*EXTRAIT DE PAGE*:

● ● ● ●

Haïti offre un excellent exemple des problèmes que posent les TIC dans le Sud et des perspectives réelles qu’on y trouve.
En Afrique par exemple, on pourrait être tenté de faire un rapprochement entre le succès fulgurant du téléphone dit « cellulaire » et celui qu’a connu en Europe le « portable ». La différence faite, en français même, mérite qu’on s’y arrête. Alors qu’en France la dénomination a caractérisé l’appareil lui-même (les nouveaux téléphones étant caractérisés comme « portables » ou "mobiles" par rapport aux anciens dits « fixes), au début du moins, ce caractère qui en rendait possible l’usage, en tous lieux, y compris dans la rue et en public, en a fait un élément quasi ostentatoire de luxe et de modernité. On se souvient qu’en Italie, en particulier, on fabriqua et on vendit même des téléphones factices qui permettaient de donner le change. Dans le Sud, le nouvel usage imposa le nom de « téléphone cellulaire » car l’essentiel était non pas dans la « portabilité » du nouvel objet mais dans sa technique qui le distinguait, totalement et radicalement, du téléphone traditionnel qui, dans la plupart des pays, fonctionnait très mal voire pas du tout ! C’était donc, de ce fait, la fiabilité du nouvel outil de communication qui était essentielle, tout autre caractère devenant par là-même secondaire. L’argument majeur des sociétés téléphoniques nouvelles était donc là ; elles n’eurent donc pas, dans la plupart des cas, à s’imposer face à des sociétés de téléphone traditionnel qui ne fonctionnaient à peu près pas, comme le savent tous ceux qui comme moi, ont souvent essayé d’appeler en vain des abonnés au téléphone rwandais ou burkinabés.
En Haïti, le cas de la société Digicel est exemplaire, tant par les modalités de son implantation locale que par son action depuis le séisme du 12 janvier 2011.

● ● ● ●

*DONNÉES DE TRAVAIL*:

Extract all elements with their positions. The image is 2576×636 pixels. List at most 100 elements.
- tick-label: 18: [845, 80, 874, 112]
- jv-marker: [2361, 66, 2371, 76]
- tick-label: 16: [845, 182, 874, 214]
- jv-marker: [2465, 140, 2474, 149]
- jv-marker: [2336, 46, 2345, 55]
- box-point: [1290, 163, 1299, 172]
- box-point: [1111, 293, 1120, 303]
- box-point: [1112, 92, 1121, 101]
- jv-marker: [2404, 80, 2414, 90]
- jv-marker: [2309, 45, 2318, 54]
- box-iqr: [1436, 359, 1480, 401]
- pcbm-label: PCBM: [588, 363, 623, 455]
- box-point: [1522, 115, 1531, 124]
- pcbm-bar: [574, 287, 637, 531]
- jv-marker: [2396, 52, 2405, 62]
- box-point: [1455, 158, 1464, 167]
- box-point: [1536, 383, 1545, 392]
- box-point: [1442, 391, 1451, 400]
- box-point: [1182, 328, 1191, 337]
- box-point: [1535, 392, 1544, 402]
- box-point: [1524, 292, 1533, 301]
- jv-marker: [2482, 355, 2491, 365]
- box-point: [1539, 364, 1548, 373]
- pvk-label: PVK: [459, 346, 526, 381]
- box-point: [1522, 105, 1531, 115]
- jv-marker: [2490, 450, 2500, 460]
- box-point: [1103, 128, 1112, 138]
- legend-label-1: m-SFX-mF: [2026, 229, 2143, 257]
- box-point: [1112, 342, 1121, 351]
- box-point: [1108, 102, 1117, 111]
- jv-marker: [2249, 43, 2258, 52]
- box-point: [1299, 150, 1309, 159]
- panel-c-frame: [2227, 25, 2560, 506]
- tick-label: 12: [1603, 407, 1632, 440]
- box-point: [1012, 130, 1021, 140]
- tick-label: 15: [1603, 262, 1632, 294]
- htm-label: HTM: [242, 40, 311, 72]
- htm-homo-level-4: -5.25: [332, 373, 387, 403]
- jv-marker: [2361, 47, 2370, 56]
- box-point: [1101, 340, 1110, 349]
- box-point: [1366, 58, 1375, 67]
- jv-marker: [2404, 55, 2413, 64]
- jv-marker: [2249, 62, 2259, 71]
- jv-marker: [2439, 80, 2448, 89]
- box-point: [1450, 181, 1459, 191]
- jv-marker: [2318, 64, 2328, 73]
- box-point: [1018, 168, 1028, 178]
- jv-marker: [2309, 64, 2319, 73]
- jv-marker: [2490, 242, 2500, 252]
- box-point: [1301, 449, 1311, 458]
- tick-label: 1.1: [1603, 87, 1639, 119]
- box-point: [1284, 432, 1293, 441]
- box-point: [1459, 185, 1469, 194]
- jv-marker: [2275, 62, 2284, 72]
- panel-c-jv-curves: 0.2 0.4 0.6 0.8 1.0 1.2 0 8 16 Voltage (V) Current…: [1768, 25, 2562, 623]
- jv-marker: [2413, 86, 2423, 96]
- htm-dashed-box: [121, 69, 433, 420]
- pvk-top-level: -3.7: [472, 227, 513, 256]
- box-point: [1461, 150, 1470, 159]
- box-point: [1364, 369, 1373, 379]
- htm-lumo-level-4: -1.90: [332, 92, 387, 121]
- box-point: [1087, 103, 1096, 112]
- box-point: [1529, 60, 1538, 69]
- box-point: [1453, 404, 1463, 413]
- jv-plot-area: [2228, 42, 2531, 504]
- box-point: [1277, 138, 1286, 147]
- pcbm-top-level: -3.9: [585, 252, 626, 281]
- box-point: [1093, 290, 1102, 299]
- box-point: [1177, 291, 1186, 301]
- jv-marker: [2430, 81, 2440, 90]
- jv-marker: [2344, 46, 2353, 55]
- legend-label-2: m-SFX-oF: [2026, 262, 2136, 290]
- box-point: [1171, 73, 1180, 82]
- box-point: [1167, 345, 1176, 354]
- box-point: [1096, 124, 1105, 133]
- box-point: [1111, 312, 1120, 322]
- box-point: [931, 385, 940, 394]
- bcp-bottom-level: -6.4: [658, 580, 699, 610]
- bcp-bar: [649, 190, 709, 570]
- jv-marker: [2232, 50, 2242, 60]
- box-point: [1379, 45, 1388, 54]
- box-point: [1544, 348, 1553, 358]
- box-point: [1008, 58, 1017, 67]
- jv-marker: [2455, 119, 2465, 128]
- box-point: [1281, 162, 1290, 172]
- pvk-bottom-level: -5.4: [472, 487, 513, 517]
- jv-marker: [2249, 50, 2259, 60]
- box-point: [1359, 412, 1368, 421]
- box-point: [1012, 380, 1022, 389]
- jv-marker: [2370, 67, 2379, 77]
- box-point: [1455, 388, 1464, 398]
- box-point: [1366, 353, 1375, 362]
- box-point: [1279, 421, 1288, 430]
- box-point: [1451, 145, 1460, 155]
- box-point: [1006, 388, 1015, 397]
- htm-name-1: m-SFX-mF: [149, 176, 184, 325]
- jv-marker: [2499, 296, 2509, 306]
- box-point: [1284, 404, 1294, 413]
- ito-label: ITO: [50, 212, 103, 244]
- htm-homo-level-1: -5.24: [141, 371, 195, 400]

● ● ● ●

*TÂCHES À RÉALISER*:
A: Recopiez intégralement le texte sur les TIC en Haïti.
B: Comptez les lignes qui contiennent la chaîne « level » et donnez seulement ce nombre.
Les lignes n'ont aucun rapport avec le texte sur les TIC en Haïti.

*RÉSULTATS*:
A:
Haïti offre un excellent exemple des problèmes que posent les TIC dans le Sud et des perspectives réelles qu’on y trouve.
En Afrique par exemple, on pourrait être tenté de faire un rapprochement entre le succès fulgurant du téléphone dit « cellulaire » et celui qu’a connu en Europe le « portable ». La différence faite, en français même, mérite qu’on s’y arrête. Alors qu’en France la dénomination a caractérisé l’appareil lui-même (les nouveaux téléphones étant caractérisés comme « portables » ou "mobiles" par rapport aux anciens dits « fixes), au début du moins, ce caractère qui en rendait possible l’usage, en tous lieux, y compris dans la rue et en public, en a fait un élément quasi ostentatoire de luxe et de modernité. On se souvient qu’en Italie, en particulier, on fabriqua et on vendit même des téléphones factices qui permettaient de donner le change. Dans le Sud, le nouvel usage imposa le nom de « téléphone cellulaire » car l’essentiel était non pas dans la « portabilité » du nouvel objet mais dans sa technique qui le distinguait, totalement et radicalement, du téléphone traditionnel qui, dans la plupart des pays, fonctionnait très mal voire pas du tout ! C’était donc, de ce fait, la fiabilité du nouvel outil de communication qui était essentielle, tout autre caractère devenant par là-même secondaire. L’argument majeur des sociétés téléphoniques nouvelles était donc là ; elles n’eurent donc pas, dans la plupart des cas, à s’imposer face à des sociétés de téléphone traditionnel qui ne fonctionnaient à peu près pas, comme le savent tous ceux qui comme moi, ont souvent essayé d’appeler en vain des abonnés au téléphone rwandais ou burkinabés.
En Haïti, le cas de la société Digicel est exemplaire, tant par les modalités de son implantation locale que par son action depuis le séisme du 12 janvier 2011.

B: 7